*Task objective:* Count how many lines of the data below contain the string "функций"; the reply should be that number alone.

[Stored records]
- - - - -

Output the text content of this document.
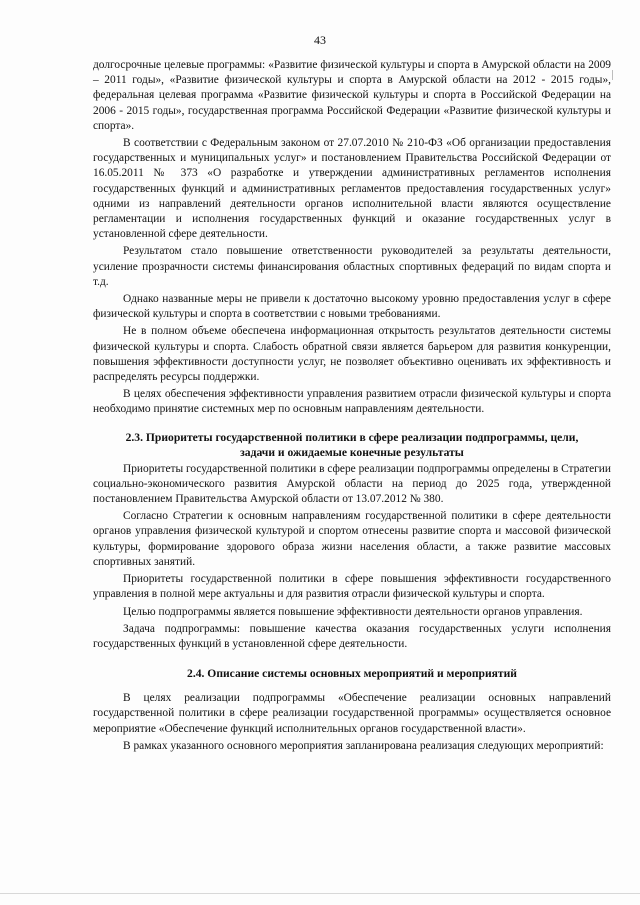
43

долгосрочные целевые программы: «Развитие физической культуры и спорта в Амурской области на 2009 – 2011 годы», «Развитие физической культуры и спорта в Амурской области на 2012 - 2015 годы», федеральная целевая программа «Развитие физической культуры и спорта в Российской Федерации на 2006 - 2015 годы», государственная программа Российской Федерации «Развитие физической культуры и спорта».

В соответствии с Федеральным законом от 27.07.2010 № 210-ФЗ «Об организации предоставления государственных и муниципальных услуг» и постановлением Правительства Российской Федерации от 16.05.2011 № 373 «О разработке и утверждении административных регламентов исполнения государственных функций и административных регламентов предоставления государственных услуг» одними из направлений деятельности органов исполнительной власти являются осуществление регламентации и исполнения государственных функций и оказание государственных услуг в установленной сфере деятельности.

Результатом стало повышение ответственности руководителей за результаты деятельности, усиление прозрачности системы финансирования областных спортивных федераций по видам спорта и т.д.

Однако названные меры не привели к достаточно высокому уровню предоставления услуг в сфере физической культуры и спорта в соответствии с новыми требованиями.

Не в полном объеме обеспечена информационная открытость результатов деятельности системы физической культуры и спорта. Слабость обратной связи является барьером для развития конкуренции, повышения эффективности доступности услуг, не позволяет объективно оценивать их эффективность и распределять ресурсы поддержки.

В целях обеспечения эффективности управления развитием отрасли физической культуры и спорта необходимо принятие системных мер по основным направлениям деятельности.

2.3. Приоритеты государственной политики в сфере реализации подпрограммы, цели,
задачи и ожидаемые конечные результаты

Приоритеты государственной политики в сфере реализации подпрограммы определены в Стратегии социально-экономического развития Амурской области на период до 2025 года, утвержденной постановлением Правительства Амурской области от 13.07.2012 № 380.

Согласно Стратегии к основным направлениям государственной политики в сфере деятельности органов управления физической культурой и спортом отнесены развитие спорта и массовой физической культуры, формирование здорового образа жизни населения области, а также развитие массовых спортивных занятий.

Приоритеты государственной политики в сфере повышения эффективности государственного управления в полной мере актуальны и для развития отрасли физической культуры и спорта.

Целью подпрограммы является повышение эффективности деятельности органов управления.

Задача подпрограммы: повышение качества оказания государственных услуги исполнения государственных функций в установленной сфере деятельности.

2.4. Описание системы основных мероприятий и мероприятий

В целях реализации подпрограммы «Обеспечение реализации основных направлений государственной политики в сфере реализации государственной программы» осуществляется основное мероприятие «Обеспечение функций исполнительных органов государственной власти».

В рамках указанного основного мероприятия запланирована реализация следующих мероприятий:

- - - - -

*Complete answer:* 3